* START Information provided *
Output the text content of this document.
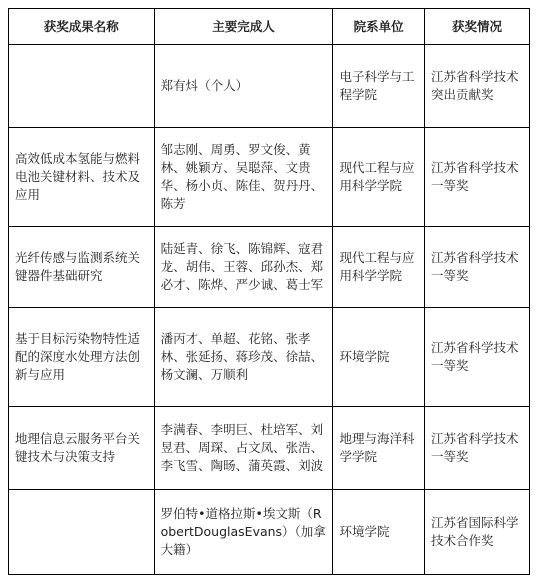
获奖成果名称	主要完成人	院系单位	获奖情况
	郑有炓（个人）	电子科学与工程学院	江苏省科学技术突出贡献奖
高效低成本氢能与燃料电池关键材料、技术及应用	邹志刚、周勇、罗文俊、黄林、姚颖方、吴聪萍、文贵华、杨小贞、陈佳、贺丹丹、陈芳	现代工程与应用科学学院	江苏省科学技术一等奖
光纤传感与监测系统关键器件基础研究	陆延青、徐飞、陈锦辉、寇君龙、胡伟、王蓉、邱孙杰、郑必才、陈烨、严少诚、葛士军	现代工程与应用科学学院	江苏省科学技术一等奖
基于目标污染物特性适配的深度水处理方法创新与应用	潘丙才、单超、花铭、张孝林、张延扬、蒋珍茂、徐喆、杨文澜、万顺利	环境学院	江苏省科学技术一等奖
地理信息云服务平台关键技术与决策支持	李满春、李明巨、杜培军、刘昱君、周琛、占文凤、张浩、李飞雪、陶旸、蒲英霞、刘波	地理与海洋科学学院	江苏省科学技术一等奖
	罗伯特•道格拉斯•埃文斯（RobertDouglasEvans）（加拿大籍）	环境学院	江苏省国际科学技术合作奖
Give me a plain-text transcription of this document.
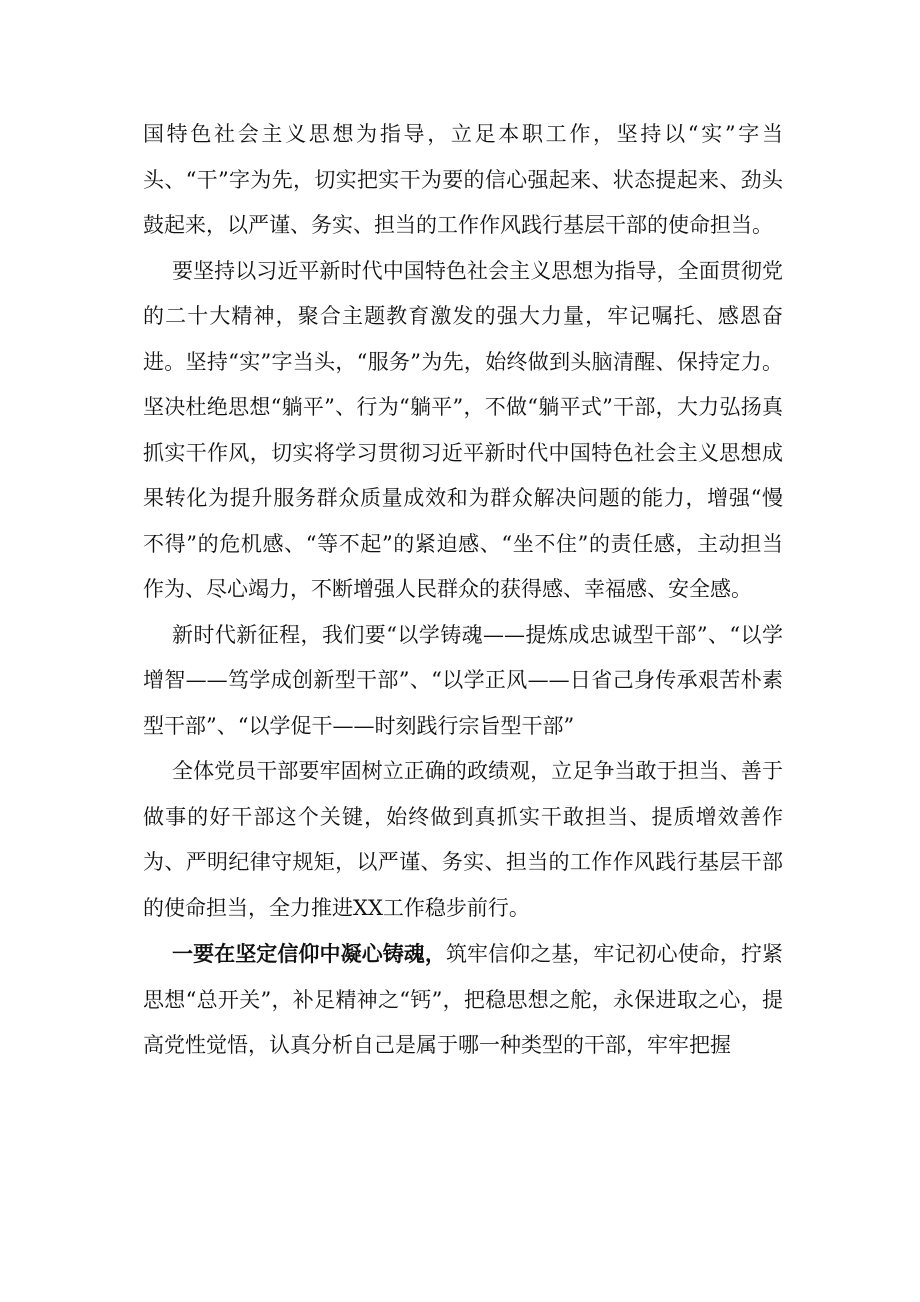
国特色社会主义思想为指导，立足本职工作，坚持以“实”字当头、“干”字为先，切实把实干为要的信心强起来、状态提起来、劲头鼓起来，以严谨、务实、担当的工作作风践行基层干部的使命担当。

要坚持以习近平新时代中国特色社会主义思想为指导，全面贯彻党的二十大精神，聚合主题教育激发的强大力量，牢记嘱托、感恩奋进。坚持“实”字当头，“服务”为先，始终做到头脑清醒、保持定力。坚决杜绝思想“躺平”、行为“躺平”，不做“躺平式”干部，大力弘扬真抓实干作风，切实将学习贯彻习近平新时代中国特色社会主义思想成果转化为提升服务群众质量成效和为群众解决问题的能力，增强“慢不得”的危机感、“等不起”的紧迫感、“坐不住”的责任感，主动担当作为、尽心竭力，不断增强人民群众的获得感、幸福感、安全感。

新时代新征程，我们要“以学铸魂——提炼成忠诚型干部”、“以学增智——笃学成创新型干部”、“以学正风——日省己身传承艰苦朴素型干部”、“以学促干——时刻践行宗旨型干部”

全体党员干部要牢固树立正确的政绩观，立足争当敢于担当、善于做事的好干部这个关键，始终做到真抓实干敢担当、提质增效善作为、严明纪律守规矩，以严谨、务实、担当的工作作风践行基层干部的使命担当，全力推进XX工作稳步前行。

一要在坚定信仰中凝心铸魂，筑牢信仰之基，牢记初心使命，拧紧思想“总开关”，补足精神之“钙”，把稳思想之舵，永保进取之心，提高党性觉悟，认真分析自己是属于哪一种类型的干部，牢牢把握
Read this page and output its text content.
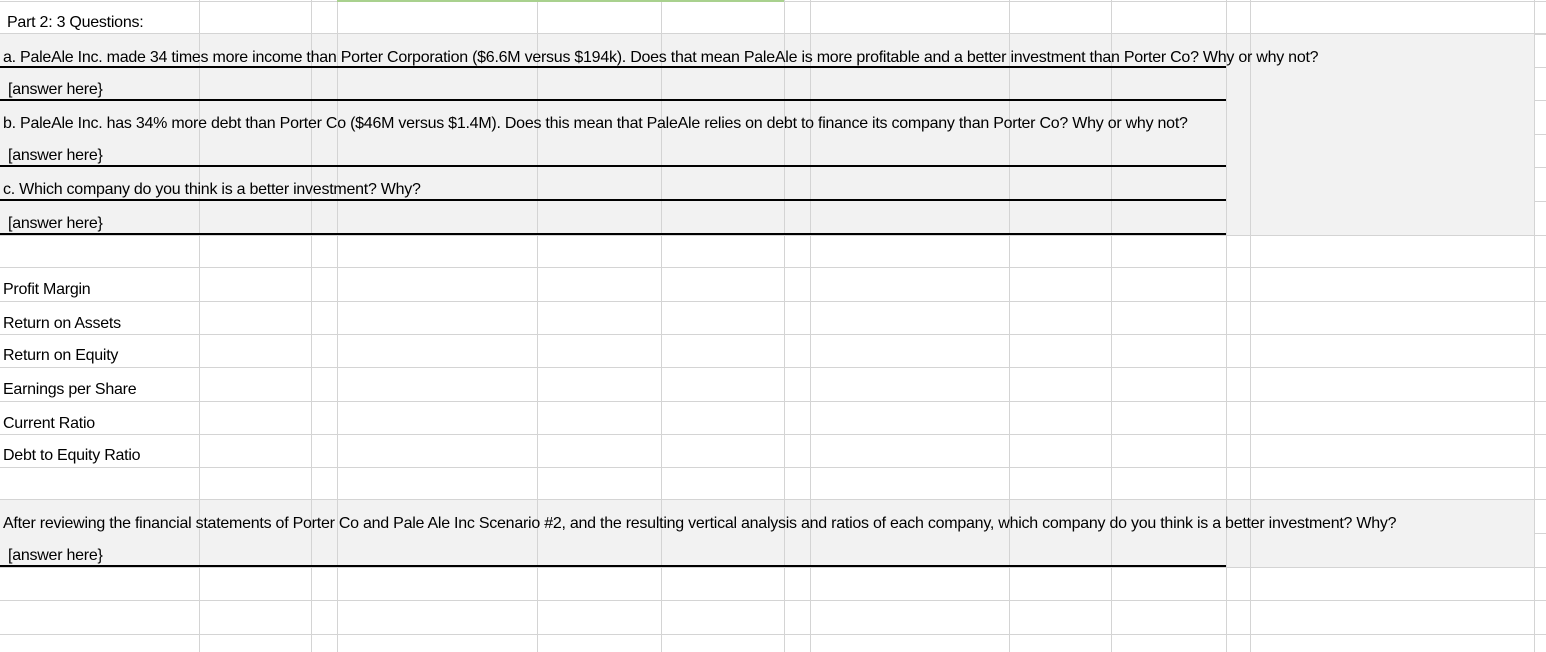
Part 2: 3 Questions:
a. PaleAle Inc. made 34 times more income than Porter Corporation ($6.6M versus $194k). Does that mean PaleAle is more profitable and a better investment than Porter Co? Why or why not?
[answer here}
b. PaleAle Inc. has 34% more debt than Porter Co ($46M versus $1.4M). Does this mean that PaleAle relies on debt to finance its company than Porter Co? Why or why not?
[answer here}
c. Which company do you think is a better investment? Why?
[answer here}
Profit Margin
Return on Assets
Return on Equity
Earnings per Share
Current Ratio
Debt to Equity Ratio
After reviewing the financial statements of Porter Co and Pale Ale Inc Scenario #2, and the resulting vertical analysis and ratios of each company, which company do you think is a better investment? Why?
[answer here}
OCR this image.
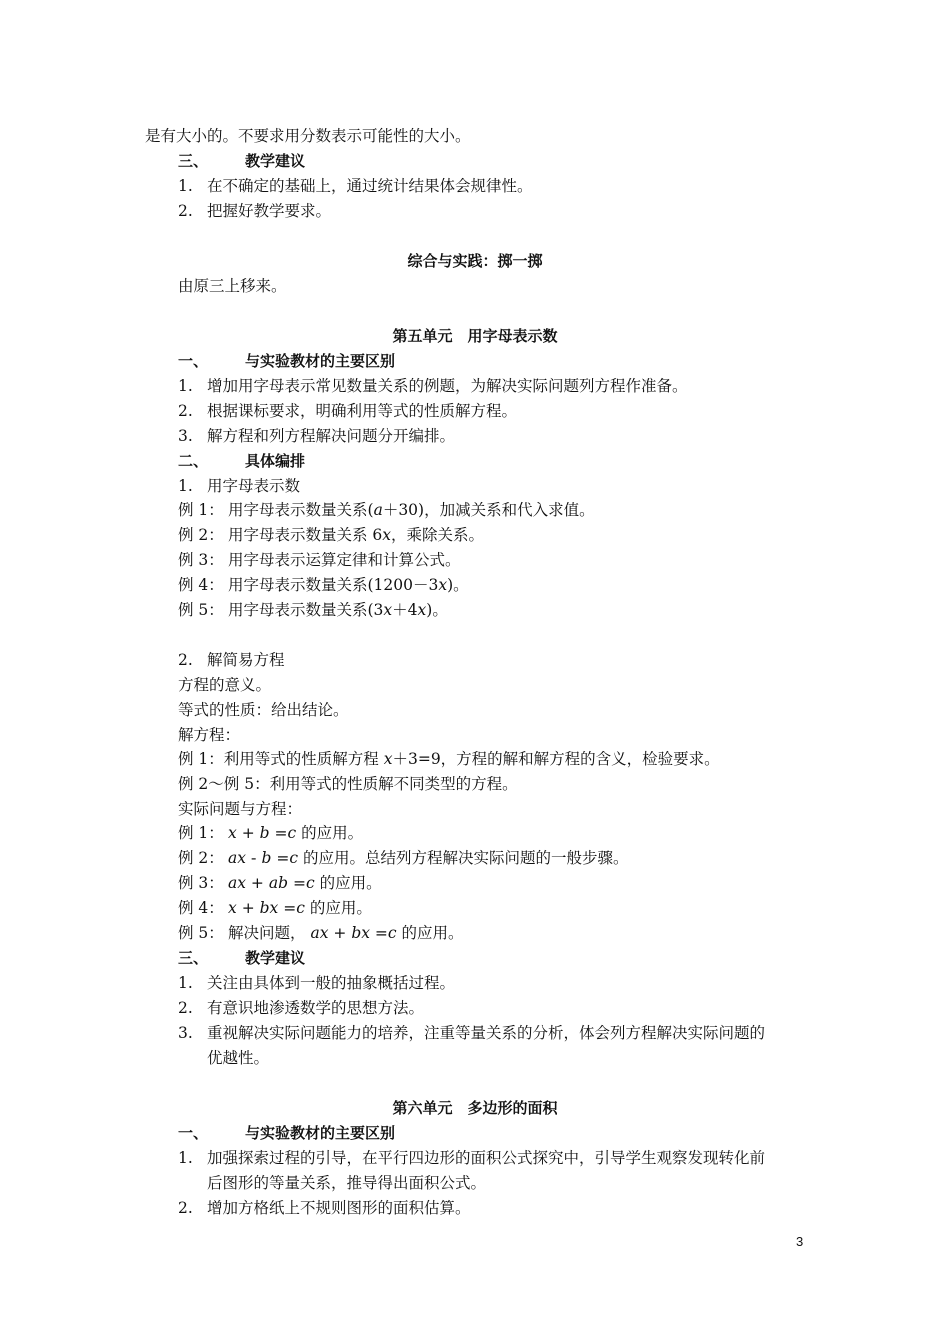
是有大小的。不要求用分数表示可能性的大小。
三、 教学建议
1. 在不确定的基础上，通过统计结果体会规律性。
2. 把握好教学要求。
综合与实践：掷一掷
由原三上移来。
第五单元　用字母表示数
一、 与实验教材的主要区别
1. 增加用字母表示常见数量关系的例题，为解决实际问题列方程作准备。
2. 根据课标要求，明确利用等式的性质解方程。
3. 解方程和列方程解决问题分开编排。
二、 具体编排
1. 用字母表示数
例 1： 用字母表示数量关系(a＋30)，加减关系和代入求值。
例 2： 用字母表示数量关系 6x，乘除关系。
例 3： 用字母表示运算定律和计算公式。
例 4： 用字母表示数量关系(1200－3x)。
例 5： 用字母表示数量关系(3x＋4x)。
2. 解简易方程
方程的意义。
等式的性质：给出结论。
解方程：
例 1：利用等式的性质解方程 x＋3=9，方程的解和解方程的含义，检验要求。
例 2～例 5：利用等式的性质解不同类型的方程。
实际问题与方程：
例 1： x + b =c 的应用。
例 2： ax - b =c 的应用。总结列方程解决实际问题的一般步骤。
例 3： ax + ab =c 的应用。
例 4： x + bx =c 的应用。
例 5： 解决问题， ax + bx =c 的应用。
三、 教学建议
1. 关注由具体到一般的抽象概括过程。
2. 有意识地渗透数学的思想方法。
3. 重视解决实际问题能力的培养，注重等量关系的分析，体会列方程解决实际问题的
优越性。
第六单元　多边形的面积
一、 与实验教材的主要区别
1. 加强探索过程的引导，在平行四边形的面积公式探究中，引导学生观察发现转化前
后图形的等量关系，推导得出面积公式。
2. 增加方格纸上不规则图形的面积估算。
3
* END Information provided *
Quote precisely the lines of the data from the line containing "OCR this image." through its final line, both included, excluding pictures.

OCR this image.
是有大小的。不要求用分数表示可能性的大小。
三、 教学建议
1. 在不确定的基础上，通过统计结果体会规律性。
2. 把握好教学要求。
综合与实践：掷一掷
由原三上移来。
第五单元　用字母表示数
一、 与实验教材的主要区别
1. 增加用字母表示常见数量关系的例题，为解决实际问题列方程作准备。
2. 根据课标要求，明确利用等式的性质解方程。
3. 解方程和列方程解决问题分开编排。
二、 具体编排
1. 用字母表示数
例 1： 用字母表示数量关系(a＋30)，加减关系和代入求值。
例 2： 用字母表示数量关系 6x，乘除关系。
例 3： 用字母表示运算定律和计算公式。
例 4： 用字母表示数量关系(1200－3x)。
例 5： 用字母表示数量关系(3x＋4x)。
2. 解简易方程
方程的意义。
等式的性质：给出结论。
解方程：
例 1：利用等式的性质解方程 x＋3=9，方程的解和解方程的含义，检验要求。
例 2～例 5：利用等式的性质解不同类型的方程。
实际问题与方程：
例 1： x + b =c 的应用。
例 2： ax - b =c 的应用。总结列方程解决实际问题的一般步骤。
例 3： ax + ab =c 的应用。
例 4： x + bx =c 的应用。
例 5： 解决问题， ax + bx =c 的应用。
三、 教学建议
1. 关注由具体到一般的抽象概括过程。
2. 有意识地渗透数学的思想方法。
3. 重视解决实际问题能力的培养，注重等量关系的分析，体会列方程解决实际问题的
优越性。
第六单元　多边形的面积
一、 与实验教材的主要区别
1. 加强探索过程的引导，在平行四边形的面积公式探究中，引导学生观察发现转化前
后图形的等量关系，推导得出面积公式。
2. 增加方格纸上不规则图形的面积估算。
3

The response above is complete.